======== Material for this task ========
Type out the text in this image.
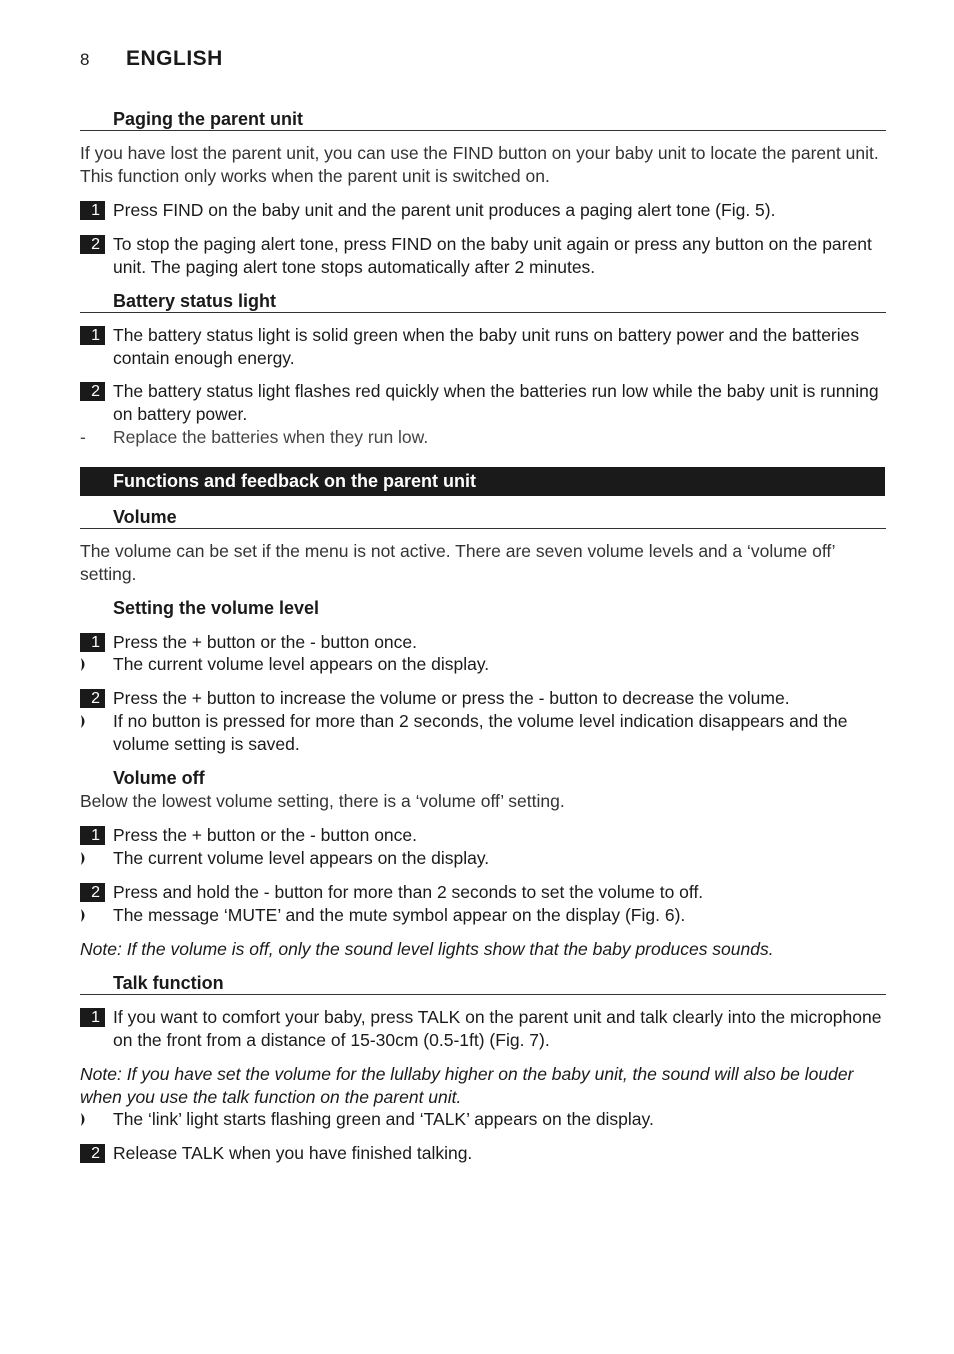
8 ENGLISH
Paging the parent unit
If you have lost the parent unit, you can use the FIND button on your baby unit to locate the parent unit. This function only works when the parent unit is switched on.
1 Press FIND on the baby unit and the parent unit produces a paging alert tone (Fig. 5).
2 To stop the paging alert tone, press FIND on the baby unit again or press any button on the parent unit. The paging alert tone stops automatically after 2 minutes.
Battery status light
1 The battery status light is solid green when the baby unit runs on battery power and the batteries contain enough energy.
2 The battery status light flashes red quickly when the batteries run low while the baby unit is running on battery power.
- Replace the batteries when they run low.
Functions and feedback on the parent unit
Volume
The volume can be set if the menu is not active. There are seven volume levels and a ‘volume off’ setting.
Setting the volume level
1 Press the + button or the - button once.
The current volume level appears on the display.
2 Press the + button to increase the volume or press the - button to decrease the volume.
If no button is pressed for more than 2 seconds, the volume level indication disappears and the volume setting is saved.
Volume off
Below the lowest volume setting, there is a ‘volume off’ setting.
1 Press the + button or the - button once.
The current volume level appears on the display.
2 Press and hold the - button for more than 2 seconds to set the volume to off.
The message ‘MUTE’ and the mute symbol appear on the display (Fig. 6).
Note: If the volume is off, only the sound level lights show that the baby produces sounds.
Talk function
1 If you want to comfort your baby, press TALK on the parent unit and talk clearly into the microphone on the front from a distance of 15-30cm (0.5-1ft) (Fig. 7).
Note: If you have set the volume for the lullaby higher on the baby unit, the sound will also be louder when you use the talk function on the parent unit.
The ‘link’ light starts flashing green and ‘TALK’ appears on the display.
2 Release TALK when you have finished talking.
========
Written task –
Pictures don't belong in the copy. Transcribe every record exactly as it appears.

Answer to this problem –
Type out the text in this image.
8 ENGLISH
Paging the parent unit
If you have lost the parent unit, you can use the FIND button on your baby unit to locate the parent unit. This function only works when the parent unit is switched on.
1 Press FIND on the baby unit and the parent unit produces a paging alert tone (Fig. 5).
2 To stop the paging alert tone, press FIND on the baby unit again or press any button on the parent unit. The paging alert tone stops automatically after 2 minutes.
Battery status light
1 The battery status light is solid green when the baby unit runs on battery power and the batteries contain enough energy.
2 The battery status light flashes red quickly when the batteries run low while the baby unit is running on battery power.
- Replace the batteries when they run low.
Functions and feedback on the parent unit
Volume
The volume can be set if the menu is not active. There are seven volume levels and a ‘volume off’ setting.
Setting the volume level
1 Press the + button or the - button once.
The current volume level appears on the display.
2 Press the + button to increase the volume or press the - button to decrease the volume.
If no button is pressed for more than 2 seconds, the volume level indication disappears and the volume setting is saved.
Volume off
Below the lowest volume setting, there is a ‘volume off’ setting.
1 Press the + button or the - button once.
The current volume level appears on the display.
2 Press and hold the - button for more than 2 seconds to set the volume to off.
The message ‘MUTE’ and the mute symbol appear on the display (Fig. 6).
Note: If the volume is off, only the sound level lights show that the baby produces sounds.
Talk function
1 If you want to comfort your baby, press TALK on the parent unit and talk clearly into the microphone on the front from a distance of 15-30cm (0.5-1ft) (Fig. 7).
Note: If you have set the volume for the lullaby higher on the baby unit, the sound will also be louder when you use the talk function on the parent unit.
The ‘link’ light starts flashing green and ‘TALK’ appears on the display.
2 Release TALK when you have finished talking.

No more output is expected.